= Record extracts =

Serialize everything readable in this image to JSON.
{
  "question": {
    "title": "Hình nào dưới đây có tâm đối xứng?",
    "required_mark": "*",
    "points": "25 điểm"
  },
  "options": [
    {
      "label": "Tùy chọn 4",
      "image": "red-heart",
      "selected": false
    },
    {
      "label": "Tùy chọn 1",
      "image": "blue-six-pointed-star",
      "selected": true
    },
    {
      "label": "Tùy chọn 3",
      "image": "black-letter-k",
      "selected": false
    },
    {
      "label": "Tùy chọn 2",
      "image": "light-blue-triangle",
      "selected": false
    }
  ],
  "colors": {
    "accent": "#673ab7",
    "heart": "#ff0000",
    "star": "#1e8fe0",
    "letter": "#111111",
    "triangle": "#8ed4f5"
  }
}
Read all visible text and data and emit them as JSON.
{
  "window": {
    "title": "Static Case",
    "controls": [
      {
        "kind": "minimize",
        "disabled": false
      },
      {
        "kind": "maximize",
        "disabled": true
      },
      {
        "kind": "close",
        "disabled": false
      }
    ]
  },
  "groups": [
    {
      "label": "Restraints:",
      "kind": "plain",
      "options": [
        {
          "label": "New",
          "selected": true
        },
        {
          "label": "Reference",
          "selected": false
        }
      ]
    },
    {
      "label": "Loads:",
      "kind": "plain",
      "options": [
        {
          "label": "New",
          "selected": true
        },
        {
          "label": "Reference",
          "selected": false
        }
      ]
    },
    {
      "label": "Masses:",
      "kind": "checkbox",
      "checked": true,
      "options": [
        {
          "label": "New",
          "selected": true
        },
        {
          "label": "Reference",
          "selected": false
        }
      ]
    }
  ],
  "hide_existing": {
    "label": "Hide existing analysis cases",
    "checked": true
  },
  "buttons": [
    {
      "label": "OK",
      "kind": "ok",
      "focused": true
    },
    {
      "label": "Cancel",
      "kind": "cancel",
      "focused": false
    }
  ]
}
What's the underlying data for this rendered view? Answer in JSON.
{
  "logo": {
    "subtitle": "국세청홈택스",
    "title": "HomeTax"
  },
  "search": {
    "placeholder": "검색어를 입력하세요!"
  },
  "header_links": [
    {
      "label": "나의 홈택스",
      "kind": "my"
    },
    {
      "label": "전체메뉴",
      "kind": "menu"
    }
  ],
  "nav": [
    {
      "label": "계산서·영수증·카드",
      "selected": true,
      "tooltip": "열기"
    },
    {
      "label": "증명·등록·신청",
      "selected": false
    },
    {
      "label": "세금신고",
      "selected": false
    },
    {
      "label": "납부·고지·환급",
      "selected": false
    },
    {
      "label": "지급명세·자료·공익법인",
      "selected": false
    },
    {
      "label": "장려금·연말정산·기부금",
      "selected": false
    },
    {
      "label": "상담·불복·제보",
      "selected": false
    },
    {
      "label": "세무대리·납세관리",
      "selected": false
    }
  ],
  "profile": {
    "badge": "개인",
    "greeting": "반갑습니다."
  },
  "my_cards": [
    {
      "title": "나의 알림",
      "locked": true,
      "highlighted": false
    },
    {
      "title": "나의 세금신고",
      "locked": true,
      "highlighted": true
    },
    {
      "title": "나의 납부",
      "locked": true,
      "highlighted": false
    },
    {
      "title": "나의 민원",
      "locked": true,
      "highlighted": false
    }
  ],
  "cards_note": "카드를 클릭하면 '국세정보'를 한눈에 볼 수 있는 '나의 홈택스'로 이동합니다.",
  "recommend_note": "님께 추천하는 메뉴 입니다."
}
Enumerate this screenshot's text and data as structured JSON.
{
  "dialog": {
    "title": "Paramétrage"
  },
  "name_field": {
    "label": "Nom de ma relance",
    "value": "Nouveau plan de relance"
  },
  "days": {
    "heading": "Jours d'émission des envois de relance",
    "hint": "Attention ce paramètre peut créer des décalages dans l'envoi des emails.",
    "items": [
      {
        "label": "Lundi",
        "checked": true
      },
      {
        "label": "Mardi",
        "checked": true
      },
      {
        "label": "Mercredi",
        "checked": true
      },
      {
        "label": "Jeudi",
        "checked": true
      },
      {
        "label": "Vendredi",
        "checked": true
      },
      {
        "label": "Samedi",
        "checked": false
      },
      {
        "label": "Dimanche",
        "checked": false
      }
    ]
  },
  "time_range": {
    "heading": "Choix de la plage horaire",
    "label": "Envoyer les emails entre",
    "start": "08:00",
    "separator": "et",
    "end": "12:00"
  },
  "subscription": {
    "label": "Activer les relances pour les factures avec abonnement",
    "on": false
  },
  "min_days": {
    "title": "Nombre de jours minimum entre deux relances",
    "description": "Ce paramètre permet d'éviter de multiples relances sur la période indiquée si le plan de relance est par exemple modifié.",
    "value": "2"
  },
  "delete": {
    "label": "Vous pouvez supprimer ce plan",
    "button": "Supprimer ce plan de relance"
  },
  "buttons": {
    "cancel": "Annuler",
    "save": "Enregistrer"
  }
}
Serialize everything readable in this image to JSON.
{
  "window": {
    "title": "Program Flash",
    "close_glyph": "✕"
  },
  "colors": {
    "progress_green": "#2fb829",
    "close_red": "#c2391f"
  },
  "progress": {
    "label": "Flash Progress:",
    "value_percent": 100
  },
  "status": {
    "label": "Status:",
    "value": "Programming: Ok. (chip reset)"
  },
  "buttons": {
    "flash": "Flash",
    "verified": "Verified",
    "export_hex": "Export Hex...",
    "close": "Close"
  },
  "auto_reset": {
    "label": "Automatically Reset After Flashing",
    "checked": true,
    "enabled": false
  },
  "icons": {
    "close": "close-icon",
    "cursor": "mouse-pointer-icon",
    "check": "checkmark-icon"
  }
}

= Directions =
Quote the entire listing above exactly.

= Reply to the exercise =
Serialize everything readable in this image to JSON.
{
  "question": {
    "title": "Hình nào dưới đây có tâm đối xứng?",
    "required_mark": "*",
    "points": "25 điểm"
  },
  "options": [
    {
      "label": "Tùy chọn 4",
      "image": "red-heart",
      "selected": false
    },
    {
      "label": "Tùy chọn 1",
      "image": "blue-six-pointed-star",
      "selected": true
    },
    {
      "label": "Tùy chọn 3",
      "image": "black-letter-k",
      "selected": false
    },
    {
      "label": "Tùy chọn 2",
      "image": "light-blue-triangle",
      "selected": false
    }
  ],
  "colors": {
    "accent": "#673ab7",
    "heart": "#ff0000",
    "star": "#1e8fe0",
    "letter": "#111111",
    "triangle": "#8ed4f5"
  }
}
Read all visible text and data and emit them as JSON.
{
  "window": {
    "title": "Static Case",
    "controls": [
      {
        "kind": "minimize",
        "disabled": false
      },
      {
        "kind": "maximize",
        "disabled": true
      },
      {
        "kind": "close",
        "disabled": false
      }
    ]
  },
  "groups": [
    {
      "label": "Restraints:",
      "kind": "plain",
      "options": [
        {
          "label": "New",
          "selected": true
        },
        {
          "label": "Reference",
          "selected": false
        }
      ]
    },
    {
      "label": "Loads:",
      "kind": "plain",
      "options": [
        {
          "label": "New",
          "selected": true
        },
        {
          "label": "Reference",
          "selected": false
        }
      ]
    },
    {
      "label": "Masses:",
      "kind": "checkbox",
      "checked": true,
      "options": [
        {
          "label": "New",
          "selected": true
        },
        {
          "label": "Reference",
          "selected": false
        }
      ]
    }
  ],
  "hide_existing": {
    "label": "Hide existing analysis cases",
    "checked": true
  },
  "buttons": [
    {
      "label": "OK",
      "kind": "ok",
      "focused": true
    },
    {
      "label": "Cancel",
      "kind": "cancel",
      "focused": false
    }
  ]
}
What's the underlying data for this rendered view? Answer in JSON.
{
  "logo": {
    "subtitle": "국세청홈택스",
    "title": "HomeTax"
  },
  "search": {
    "placeholder": "검색어를 입력하세요!"
  },
  "header_links": [
    {
      "label": "나의 홈택스",
      "kind": "my"
    },
    {
      "label": "전체메뉴",
      "kind": "menu"
    }
  ],
  "nav": [
    {
      "label": "계산서·영수증·카드",
      "selected": true,
      "tooltip": "열기"
    },
    {
      "label": "증명·등록·신청",
      "selected": false
    },
    {
      "label": "세금신고",
      "selected": false
    },
    {
      "label": "납부·고지·환급",
      "selected": false
    },
    {
      "label": "지급명세·자료·공익법인",
      "selected": false
    },
    {
      "label": "장려금·연말정산·기부금",
      "selected": false
    },
    {
      "label": "상담·불복·제보",
      "selected": false
    },
    {
      "label": "세무대리·납세관리",
      "selected": false
    }
  ],
  "profile": {
    "badge": "개인",
    "greeting": "반갑습니다."
  },
  "my_cards": [
    {
      "title": "나의 알림",
      "locked": true,
      "highlighted": false
    },
    {
      "title": "나의 세금신고",
      "locked": true,
      "highlighted": true
    },
    {
      "title": "나의 납부",
      "locked": true,
      "highlighted": false
    },
    {
      "title": "나의 민원",
      "locked": true,
      "highlighted": false
    }
  ],
  "cards_note": "카드를 클릭하면 '국세정보'를 한눈에 볼 수 있는 '나의 홈택스'로 이동합니다.",
  "recommend_note": "님께 추천하는 메뉴 입니다."
}
Enumerate this screenshot's text and data as structured JSON.
{
  "dialog": {
    "title": "Paramétrage"
  },
  "name_field": {
    "label": "Nom de ma relance",
    "value": "Nouveau plan de relance"
  },
  "days": {
    "heading": "Jours d'émission des envois de relance",
    "hint": "Attention ce paramètre peut créer des décalages dans l'envoi des emails.",
    "items": [
      {
        "label": "Lundi",
        "checked": true
      },
      {
        "label": "Mardi",
        "checked": true
      },
      {
        "label": "Mercredi",
        "checked": true
      },
      {
        "label": "Jeudi",
        "checked": true
      },
      {
        "label": "Vendredi",
        "checked": true
      },
      {
        "label": "Samedi",
        "checked": false
      },
      {
        "label": "Dimanche",
        "checked": false
      }
    ]
  },
  "time_range": {
    "heading": "Choix de la plage horaire",
    "label": "Envoyer les emails entre",
    "start": "08:00",
    "separator": "et",
    "end": "12:00"
  },
  "subscription": {
    "label": "Activer les relances pour les factures avec abonnement",
    "on": false
  },
  "min_days": {
    "title": "Nombre de jours minimum entre deux relances",
    "description": "Ce paramètre permet d'éviter de multiples relances sur la période indiquée si le plan de relance est par exemple modifié.",
    "value": "2"
  },
  "delete": {
    "label": "Vous pouvez supprimer ce plan",
    "button": "Supprimer ce plan de relance"
  },
  "buttons": {
    "cancel": "Annuler",
    "save": "Enregistrer"
  }
}
Serialize everything readable in this image to JSON.
{
  "window": {
    "title": "Program Flash",
    "close_glyph": "✕"
  },
  "colors": {
    "progress_green": "#2fb829",
    "close_red": "#c2391f"
  },
  "progress": {
    "label": "Flash Progress:",
    "value_percent": 100
  },
  "status": {
    "label": "Status:",
    "value": "Programming: Ok. (chip reset)"
  },
  "buttons": {
    "flash": "Flash",
    "verified": "Verified",
    "export_hex": "Export Hex...",
    "close": "Close"
  },
  "auto_reset": {
    "label": "Automatically Reset After Flashing",
    "checked": true,
    "enabled": false
  },
  "icons": {
    "close": "close-icon",
    "cursor": "mouse-pointer-icon",
    "check": "checkmark-icon"
  }
}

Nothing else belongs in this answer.